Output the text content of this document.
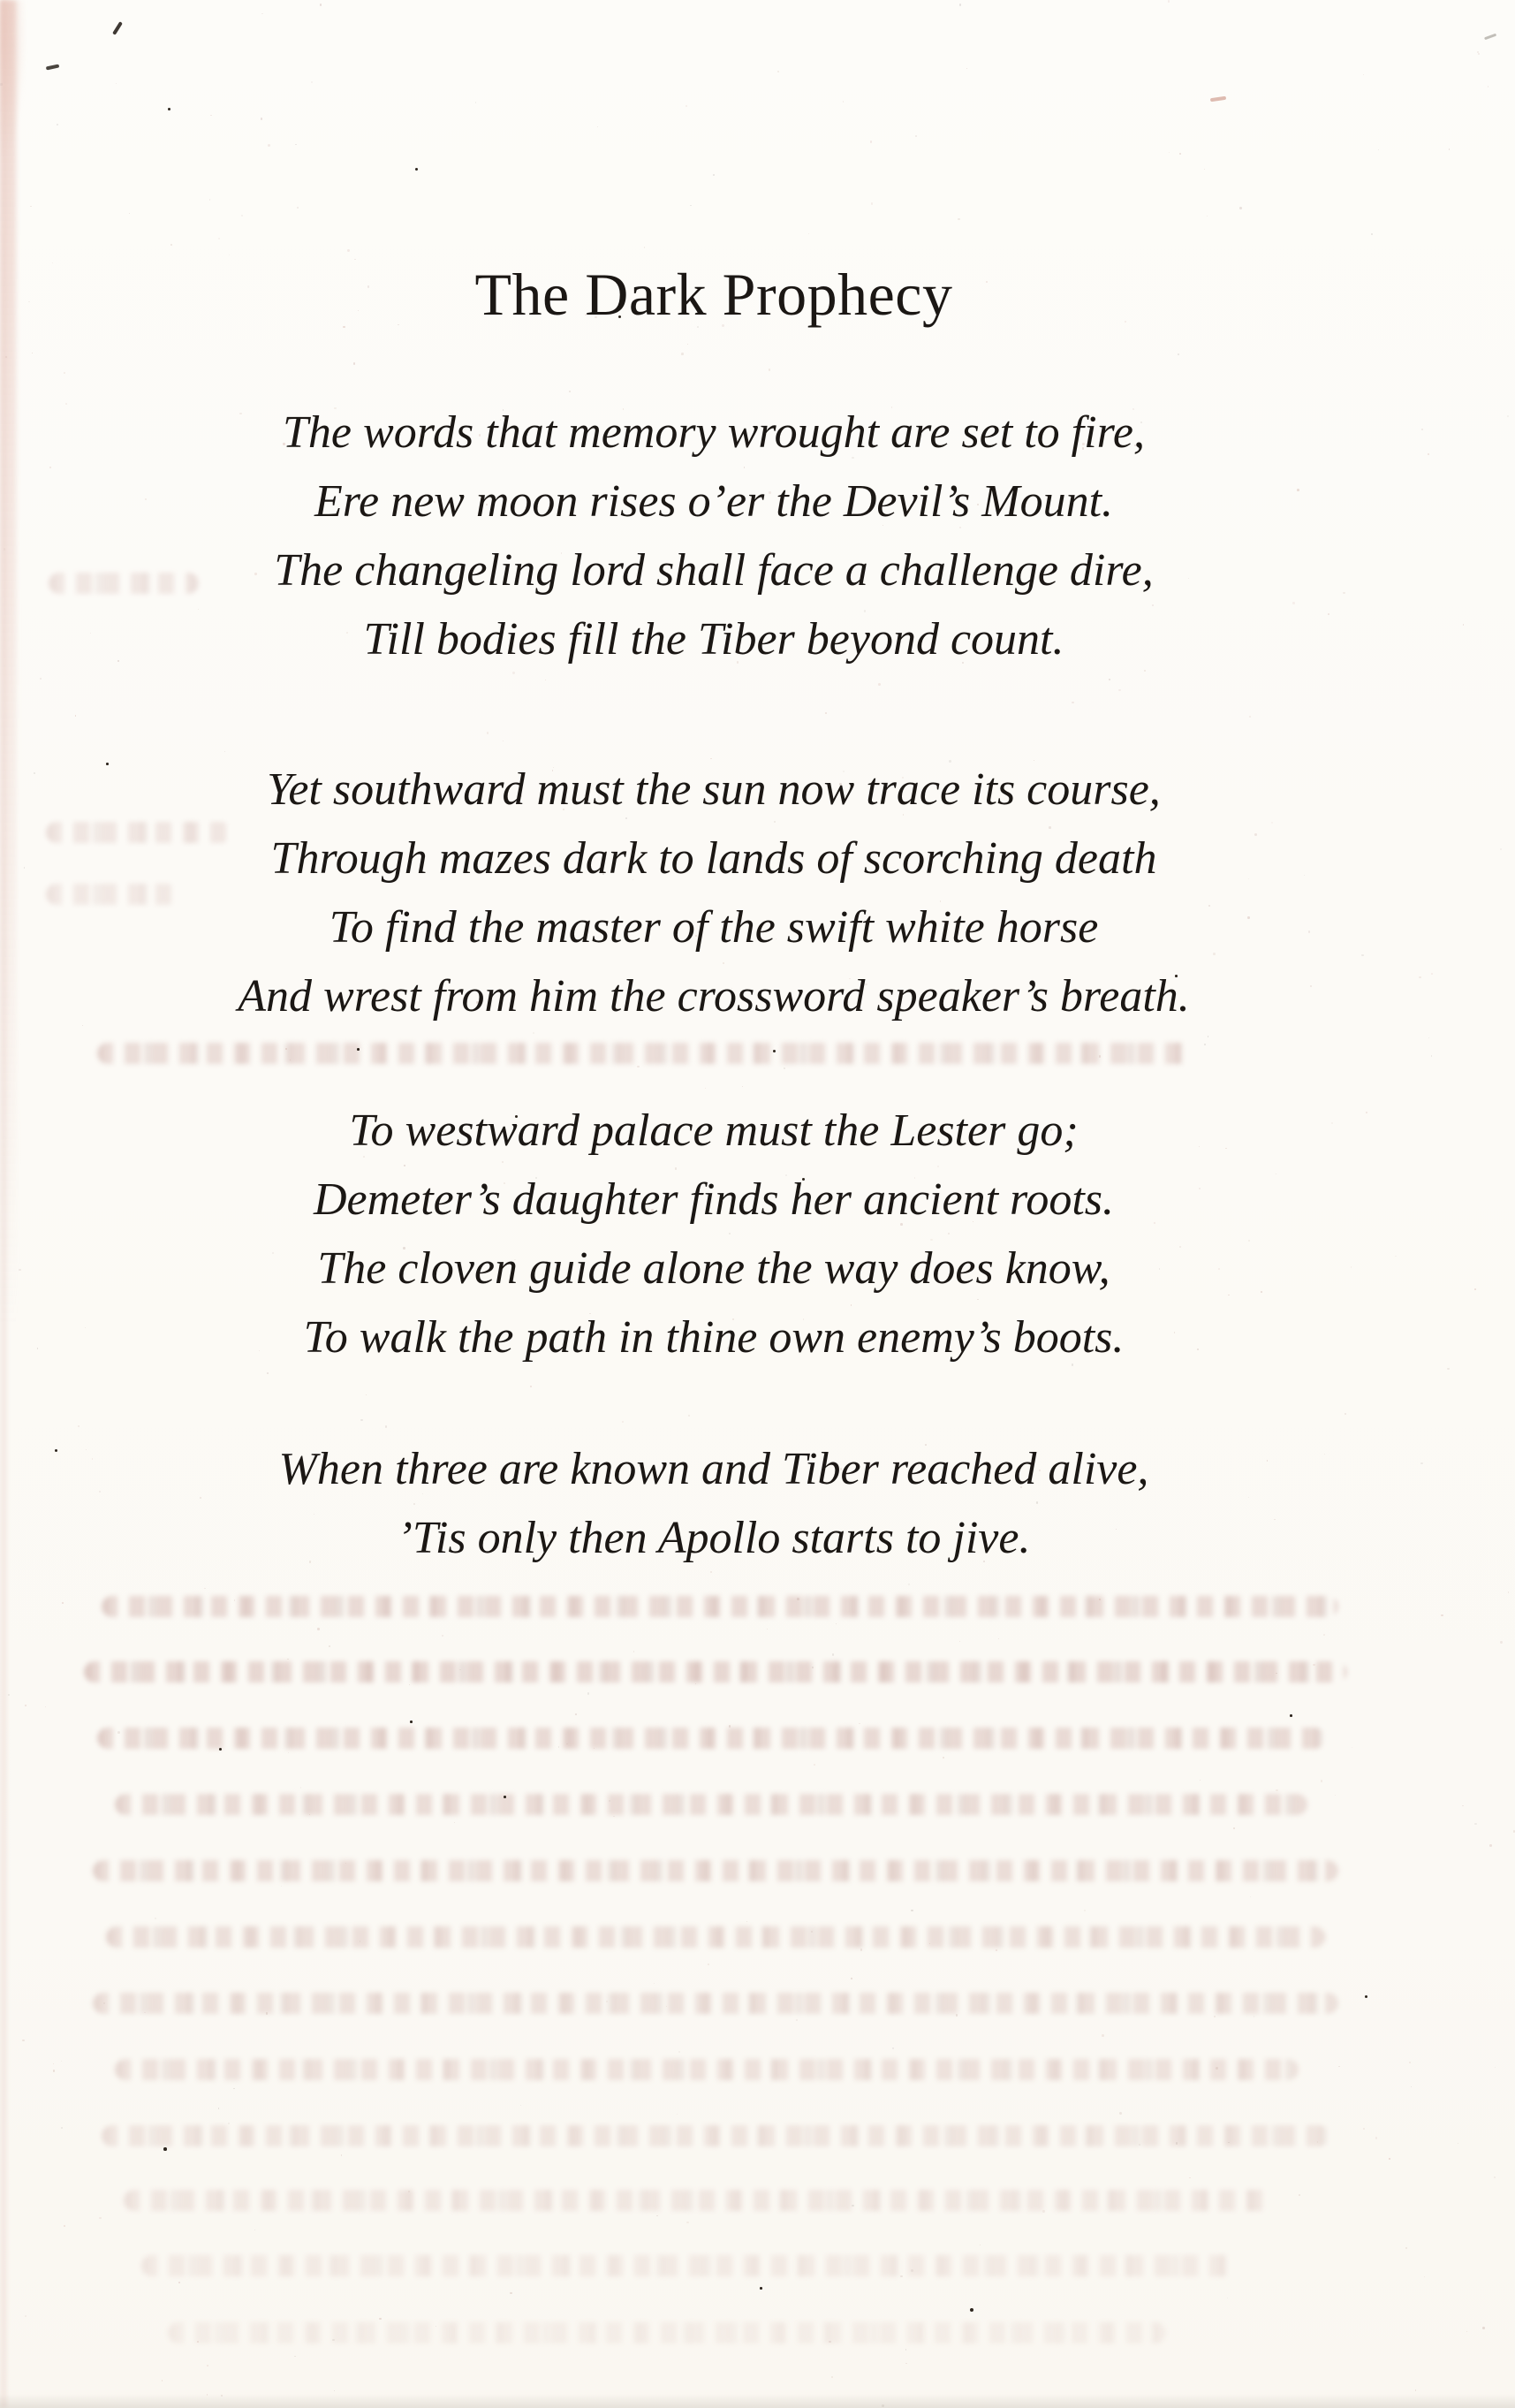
The Dark Prophecy
The words that memory wrought are set to fire,
Ere new moon rises o’er the Devil’s Mount.
The changeling lord shall face a challenge dire,
Till bodies fill the Tiber beyond count.
Yet southward must the sun now trace its course,
Through mazes dark to lands of scorching death
To find the master of the swift white horse
And wrest from him the crossword speaker’s breath.
To westward palace must the Lester go;
Demeter’s daughter finds her ancient roots.
The cloven guide alone the way does know,
To walk the path in thine own enemy’s boots.
When three are known and Tiber reached alive,
’Tis only then Apollo starts to jive.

» To be done:
Wherever "Tiber" shows up in a line, copy that line.

» Answer:
Till bodies fill the Tiber beyond count.
When three are known and Tiber reached alive,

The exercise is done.